PROBLEM REQUIREMENTS:
Give every line of the material again, exactly as written.

EXERCISE MATERIAL:

↓

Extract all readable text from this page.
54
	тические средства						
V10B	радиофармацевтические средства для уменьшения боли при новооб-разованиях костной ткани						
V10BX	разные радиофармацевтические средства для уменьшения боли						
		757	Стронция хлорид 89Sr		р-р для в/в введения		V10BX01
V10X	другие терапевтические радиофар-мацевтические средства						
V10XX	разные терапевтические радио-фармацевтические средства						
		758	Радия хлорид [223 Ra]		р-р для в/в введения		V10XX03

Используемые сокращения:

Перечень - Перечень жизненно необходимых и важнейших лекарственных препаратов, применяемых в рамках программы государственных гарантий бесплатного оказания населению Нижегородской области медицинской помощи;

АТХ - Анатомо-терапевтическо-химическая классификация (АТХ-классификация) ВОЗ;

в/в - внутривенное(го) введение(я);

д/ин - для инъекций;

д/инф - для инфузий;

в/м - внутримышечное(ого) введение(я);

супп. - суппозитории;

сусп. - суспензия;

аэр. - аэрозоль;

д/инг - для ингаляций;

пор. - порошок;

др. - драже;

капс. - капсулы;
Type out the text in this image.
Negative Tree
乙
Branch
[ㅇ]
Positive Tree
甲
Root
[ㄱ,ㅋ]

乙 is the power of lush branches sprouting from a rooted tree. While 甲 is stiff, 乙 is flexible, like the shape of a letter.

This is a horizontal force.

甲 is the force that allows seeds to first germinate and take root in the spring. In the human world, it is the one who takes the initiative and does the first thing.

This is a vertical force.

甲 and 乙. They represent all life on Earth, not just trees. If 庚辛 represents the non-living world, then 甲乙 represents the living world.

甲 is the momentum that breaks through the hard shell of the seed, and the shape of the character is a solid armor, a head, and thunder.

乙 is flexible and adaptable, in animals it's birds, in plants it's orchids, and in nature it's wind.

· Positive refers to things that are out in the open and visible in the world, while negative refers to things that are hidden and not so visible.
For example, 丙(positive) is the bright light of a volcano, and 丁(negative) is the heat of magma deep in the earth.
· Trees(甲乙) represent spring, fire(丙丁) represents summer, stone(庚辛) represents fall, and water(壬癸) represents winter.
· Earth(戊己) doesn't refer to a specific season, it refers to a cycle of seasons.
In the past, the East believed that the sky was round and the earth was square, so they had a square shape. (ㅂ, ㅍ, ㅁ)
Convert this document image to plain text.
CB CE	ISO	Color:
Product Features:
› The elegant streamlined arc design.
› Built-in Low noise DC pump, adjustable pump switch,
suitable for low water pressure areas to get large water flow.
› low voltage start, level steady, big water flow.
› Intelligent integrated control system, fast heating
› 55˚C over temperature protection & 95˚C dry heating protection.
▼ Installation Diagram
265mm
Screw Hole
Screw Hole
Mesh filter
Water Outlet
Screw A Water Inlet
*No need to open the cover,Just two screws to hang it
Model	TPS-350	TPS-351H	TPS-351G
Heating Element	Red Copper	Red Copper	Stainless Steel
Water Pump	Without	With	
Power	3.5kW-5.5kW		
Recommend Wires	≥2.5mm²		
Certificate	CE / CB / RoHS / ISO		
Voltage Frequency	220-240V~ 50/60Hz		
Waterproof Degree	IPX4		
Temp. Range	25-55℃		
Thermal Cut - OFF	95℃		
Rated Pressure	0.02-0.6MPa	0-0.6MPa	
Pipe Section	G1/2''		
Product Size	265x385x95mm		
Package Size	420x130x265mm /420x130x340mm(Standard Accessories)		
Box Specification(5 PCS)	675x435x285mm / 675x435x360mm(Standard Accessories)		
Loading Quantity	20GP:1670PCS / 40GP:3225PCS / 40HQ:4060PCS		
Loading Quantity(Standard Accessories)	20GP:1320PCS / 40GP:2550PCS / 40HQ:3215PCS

↑

THE REPLY:
Extract all readable text from this page.
54
	тические средства						
V10B	радиофармацевтические средства для уменьшения боли при новооб-разованиях костной ткани						
V10BX	разные радиофармацевтические средства для уменьшения боли						
		757	Стронция хлорид 89Sr		р-р для в/в введения		V10BX01
V10X	другие терапевтические радиофар-мацевтические средства						
V10XX	разные терапевтические радио-фармацевтические средства						
		758	Радия хлорид [223 Ra]		р-р для в/в введения		V10XX03

Используемые сокращения:

Перечень - Перечень жизненно необходимых и важнейших лекарственных препаратов, применяемых в рамках программы государственных гарантий бесплатного оказания населению Нижегородской области медицинской помощи;

АТХ - Анатомо-терапевтическо-химическая классификация (АТХ-классификация) ВОЗ;

в/в - внутривенное(го) введение(я);

д/ин - для инъекций;

д/инф - для инфузий;

в/м - внутримышечное(ого) введение(я);

супп. - суппозитории;

сусп. - суспензия;

аэр. - аэрозоль;

д/инг - для ингаляций;

пор. - порошок;

др. - драже;

капс. - капсулы;
Type out the text in this image.
Negative Tree
乙
Branch
[ㅇ]
Positive Tree
甲
Root
[ㄱ,ㅋ]

乙 is the power of lush branches sprouting from a rooted tree. While 甲 is stiff, 乙 is flexible, like the shape of a letter.

This is a horizontal force.

甲 is the force that allows seeds to first germinate and take root in the spring. In the human world, it is the one who takes the initiative and does the first thing.

This is a vertical force.

甲 and 乙. They represent all life on Earth, not just trees. If 庚辛 represents the non-living world, then 甲乙 represents the living world.

甲 is the momentum that breaks through the hard shell of the seed, and the shape of the character is a solid armor, a head, and thunder.

乙 is flexible and adaptable, in animals it's birds, in plants it's orchids, and in nature it's wind.

· Positive refers to things that are out in the open and visible in the world, while negative refers to things that are hidden and not so visible.
For example, 丙(positive) is the bright light of a volcano, and 丁(negative) is the heat of magma deep in the earth.
· Trees(甲乙) represent spring, fire(丙丁) represents summer, stone(庚辛) represents fall, and water(壬癸) represents winter.
· Earth(戊己) doesn't refer to a specific season, it refers to a cycle of seasons.
In the past, the East believed that the sky was round and the earth was square, so they had a square shape. (ㅂ, ㅍ, ㅁ)
Convert this document image to plain text.
CB CE	ISO	Color:
Product Features:
› The elegant streamlined arc design.
› Built-in Low noise DC pump, adjustable pump switch,
suitable for low water pressure areas to get large water flow.
› low voltage start, level steady, big water flow.
› Intelligent integrated control system, fast heating
› 55˚C over temperature protection & 95˚C dry heating protection.
▼ Installation Diagram
265mm
Screw Hole
Screw Hole
Mesh filter
Water Outlet
Screw A Water Inlet
*No need to open the cover,Just two screws to hang it
Model	TPS-350	TPS-351H	TPS-351G
Heating Element	Red Copper	Red Copper	Stainless Steel
Water Pump	Without	With	
Power	3.5kW-5.5kW		
Recommend Wires	≥2.5mm²		
Certificate	CE / CB / RoHS / ISO		
Voltage Frequency	220-240V~ 50/60Hz		
Waterproof Degree	IPX4		
Temp. Range	25-55℃		
Thermal Cut - OFF	95℃		
Rated Pressure	0.02-0.6MPa	0-0.6MPa	
Pipe Section	G1/2''		
Product Size	265x385x95mm		
Package Size	420x130x265mm /420x130x340mm(Standard Accessories)		
Box Specification(5 PCS)	675x435x285mm / 675x435x360mm(Standard Accessories)		
Loading Quantity	20GP:1670PCS / 40GP:3225PCS / 40HQ:4060PCS		
Loading Quantity(Standard Accessories)	20GP:1320PCS / 40GP:2550PCS / 40HQ:3215PCS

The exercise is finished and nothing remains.